━━━ TEXTO PROPORCIONADO ━━━

Sonata de otoño, de Francisca Pageo (Llibreria Ramon Llull, del 28 de octubre al 28 de febrero)  | por Juan Jiménez García

Hay algo en la obra de Francisca Pageo que reclama la necesidad de escapar. Escapar a un cuerpo, escapar a una mente. Escapamos a la realidad que nos circunda (o que nos invade) como mejor podemos. Están los sueños. Francisca es una gran soñadora, alguien que sabe dormir. Dormir no es cualquier cosa, y, últimamente, se ha convertido en una cuestión química. Pero para ella, en el discurrir de los días, el sueño es una sucesión de la vigilia y la vigilia del sueño, con la misma naturalidad con la que un artista es una sucesión de momentos de creación y de agotamiento, de agotamiento y de creación. Luz, noche. Todos los contrarios se encuentran en aquellos que buscan, que necesitan crear como respirar, que aspiran a que la belleza sea aquello que da cuerda al mundo y a uno mismo. Aquellos que esperan ese accidente, esa ruptura del curso normal de los acontecimientos y del que surgirá algo más, que en el caso de Francisca es el desgarro. Manuel Borrás, en su introducción a la exposición, a esta Sonata de otoño, hablaba de la melancolía. Y yo añadiría: la melancolía de la espera.

━━━ EXTRACTOS DE DATOS ━━━

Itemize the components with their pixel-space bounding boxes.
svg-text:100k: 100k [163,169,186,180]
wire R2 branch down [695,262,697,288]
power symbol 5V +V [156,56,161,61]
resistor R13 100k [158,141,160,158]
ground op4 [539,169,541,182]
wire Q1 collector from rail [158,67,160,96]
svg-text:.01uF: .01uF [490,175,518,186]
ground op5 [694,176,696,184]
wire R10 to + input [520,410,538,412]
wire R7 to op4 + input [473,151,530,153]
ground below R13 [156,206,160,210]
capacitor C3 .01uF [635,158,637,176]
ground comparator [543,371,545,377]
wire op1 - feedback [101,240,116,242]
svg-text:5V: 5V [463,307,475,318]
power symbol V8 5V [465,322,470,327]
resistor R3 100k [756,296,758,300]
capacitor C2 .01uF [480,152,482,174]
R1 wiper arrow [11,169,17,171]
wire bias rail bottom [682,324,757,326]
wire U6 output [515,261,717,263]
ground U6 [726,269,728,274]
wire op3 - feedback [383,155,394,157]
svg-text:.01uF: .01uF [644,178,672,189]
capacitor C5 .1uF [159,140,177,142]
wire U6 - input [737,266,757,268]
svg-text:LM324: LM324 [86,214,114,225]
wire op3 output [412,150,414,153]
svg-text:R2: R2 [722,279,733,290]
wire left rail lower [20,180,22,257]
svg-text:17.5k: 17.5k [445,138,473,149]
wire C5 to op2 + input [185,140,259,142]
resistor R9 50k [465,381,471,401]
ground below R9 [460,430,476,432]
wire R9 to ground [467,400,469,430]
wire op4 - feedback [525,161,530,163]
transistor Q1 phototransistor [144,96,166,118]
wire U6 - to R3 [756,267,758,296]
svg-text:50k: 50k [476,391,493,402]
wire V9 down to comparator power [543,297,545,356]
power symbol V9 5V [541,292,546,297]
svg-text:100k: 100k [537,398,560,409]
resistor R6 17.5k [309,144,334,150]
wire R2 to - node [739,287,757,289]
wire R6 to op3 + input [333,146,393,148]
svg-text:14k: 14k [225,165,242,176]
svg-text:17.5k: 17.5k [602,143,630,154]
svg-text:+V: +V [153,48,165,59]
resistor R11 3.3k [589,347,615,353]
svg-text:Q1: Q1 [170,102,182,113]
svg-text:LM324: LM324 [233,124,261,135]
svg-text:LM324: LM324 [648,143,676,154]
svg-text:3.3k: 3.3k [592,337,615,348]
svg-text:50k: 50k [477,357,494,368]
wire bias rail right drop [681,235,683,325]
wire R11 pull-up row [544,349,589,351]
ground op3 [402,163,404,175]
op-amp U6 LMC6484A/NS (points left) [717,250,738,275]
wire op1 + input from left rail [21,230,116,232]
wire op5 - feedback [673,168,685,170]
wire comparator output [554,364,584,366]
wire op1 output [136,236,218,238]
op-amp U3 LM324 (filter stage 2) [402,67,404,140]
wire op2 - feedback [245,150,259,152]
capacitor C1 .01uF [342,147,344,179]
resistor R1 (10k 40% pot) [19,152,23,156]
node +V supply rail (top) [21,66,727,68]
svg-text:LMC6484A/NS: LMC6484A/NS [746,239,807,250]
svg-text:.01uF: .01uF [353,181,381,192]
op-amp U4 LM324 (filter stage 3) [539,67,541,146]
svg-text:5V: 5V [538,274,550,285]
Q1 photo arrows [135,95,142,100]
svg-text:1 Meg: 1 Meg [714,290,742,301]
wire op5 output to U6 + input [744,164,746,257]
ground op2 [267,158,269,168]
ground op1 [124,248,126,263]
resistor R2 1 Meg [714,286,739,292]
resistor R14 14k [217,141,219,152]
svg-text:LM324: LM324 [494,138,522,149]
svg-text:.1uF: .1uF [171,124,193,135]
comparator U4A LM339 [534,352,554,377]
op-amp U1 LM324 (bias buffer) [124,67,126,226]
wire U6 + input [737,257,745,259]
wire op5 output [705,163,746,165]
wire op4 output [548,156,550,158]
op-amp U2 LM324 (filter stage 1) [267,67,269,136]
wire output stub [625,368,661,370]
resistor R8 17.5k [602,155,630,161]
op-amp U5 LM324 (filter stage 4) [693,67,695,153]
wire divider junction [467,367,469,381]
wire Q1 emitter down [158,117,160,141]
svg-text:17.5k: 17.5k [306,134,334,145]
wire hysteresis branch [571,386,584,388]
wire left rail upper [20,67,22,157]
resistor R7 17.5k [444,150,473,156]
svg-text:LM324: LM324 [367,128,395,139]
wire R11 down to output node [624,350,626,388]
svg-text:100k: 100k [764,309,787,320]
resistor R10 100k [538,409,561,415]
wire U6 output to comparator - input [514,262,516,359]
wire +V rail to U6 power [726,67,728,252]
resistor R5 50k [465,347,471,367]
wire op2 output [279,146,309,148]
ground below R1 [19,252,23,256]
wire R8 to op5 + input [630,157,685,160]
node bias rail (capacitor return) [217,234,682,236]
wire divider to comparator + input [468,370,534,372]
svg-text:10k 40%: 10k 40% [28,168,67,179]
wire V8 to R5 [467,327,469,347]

━━━

◆ ACCIÓN REQUERIDA 1 ◆
En el texto sobre la exposición Sonata de otoño, ¿de qué hablaba Manuel Borrás en su introducción a la muestra?
◆ ACCIÓN REQUERIDA 2 ◆
Retoma el texto sobre la exposición Sonata de otoño y continúalo a partir de su última frase.

◆ RESPUESTA 1 ◆
De la melancolía.

◆ RESPUESTA 2 ◆
En estos diecinueve collages, nos encontramos dos elementos recurrentes: las mujeres y los pájaros.  Mujeres de miradas lánguidas, lejanas, de otro tiempo, pero que en esa lejanía parecen llamarnos. Los pájaros, rara vez vuelan. Como la artista, esperan, y entonces el otoño, ese tiempo que parece destinado a la disolución de las cosas, a la caída, al despojamiento, más final que el propio el invierno, entonces, decía, el otoño surge como un estado de ánimo, de reconexión con la luz, demasiado invasora en los veranos cada vez más interminables y ausente en la próxima estación. La naturaleza está ahí, como están ahí esas ansias de libertad, de salir, de huir. Pero sin ir muy lejos. Salir en la certeza de que todos los mundos, para alguien que crea, están próximos, y que incluso los lugares más lejanos son una cuestión de intimidad. Los pájaros, sus horizontes inabarcables, su ausencia de límites, los espacios infinitos, son la posibilidad, la necesidad de una fuga.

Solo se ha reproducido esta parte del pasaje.